Exercise objective:
Write out all of the data without omission, exactly as shown.

##### Data lines

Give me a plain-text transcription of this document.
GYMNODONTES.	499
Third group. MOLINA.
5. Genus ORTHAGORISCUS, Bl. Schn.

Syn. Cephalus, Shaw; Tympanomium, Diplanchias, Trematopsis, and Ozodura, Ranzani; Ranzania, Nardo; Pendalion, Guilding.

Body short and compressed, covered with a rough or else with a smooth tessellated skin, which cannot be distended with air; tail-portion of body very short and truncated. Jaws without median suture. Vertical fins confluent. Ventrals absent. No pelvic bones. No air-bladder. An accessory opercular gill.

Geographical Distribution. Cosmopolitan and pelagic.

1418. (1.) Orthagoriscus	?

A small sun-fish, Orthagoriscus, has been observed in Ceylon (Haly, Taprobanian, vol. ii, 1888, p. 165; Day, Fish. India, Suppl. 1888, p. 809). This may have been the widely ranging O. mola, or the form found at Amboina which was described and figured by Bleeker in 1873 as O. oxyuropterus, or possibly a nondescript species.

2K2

##########

Complete response:
Give me a plain-text transcription of this document.
GYMNODONTES.	499
Third group. MOLINA.
5. Genus ORTHAGORISCUS, Bl. Schn.

Syn. Cephalus, Shaw; Tympanomium, Diplanchias, Trematopsis, and Ozodura, Ranzani; Ranzania, Nardo; Pendalion, Guilding.

Body short and compressed, covered with a rough or else with a smooth tessellated skin, which cannot be distended with air; tail-portion of body very short and truncated. Jaws without median suture. Vertical fins confluent. Ventrals absent. No pelvic bones. No air-bladder. An accessory opercular gill.

Geographical Distribution. Cosmopolitan and pelagic.

1418. (1.) Orthagoriscus	?

A small sun-fish, Orthagoriscus, has been observed in Ceylon (Haly, Taprobanian, vol. ii, 1888, p. 165; Day, Fish. India, Suppl. 1888, p. 809). This may have been the widely ranging O. mola, or the form found at Amboina which was described and figured by Bleeker in 1873 as O. oxyuropterus, or possibly a nondescript species.

2K2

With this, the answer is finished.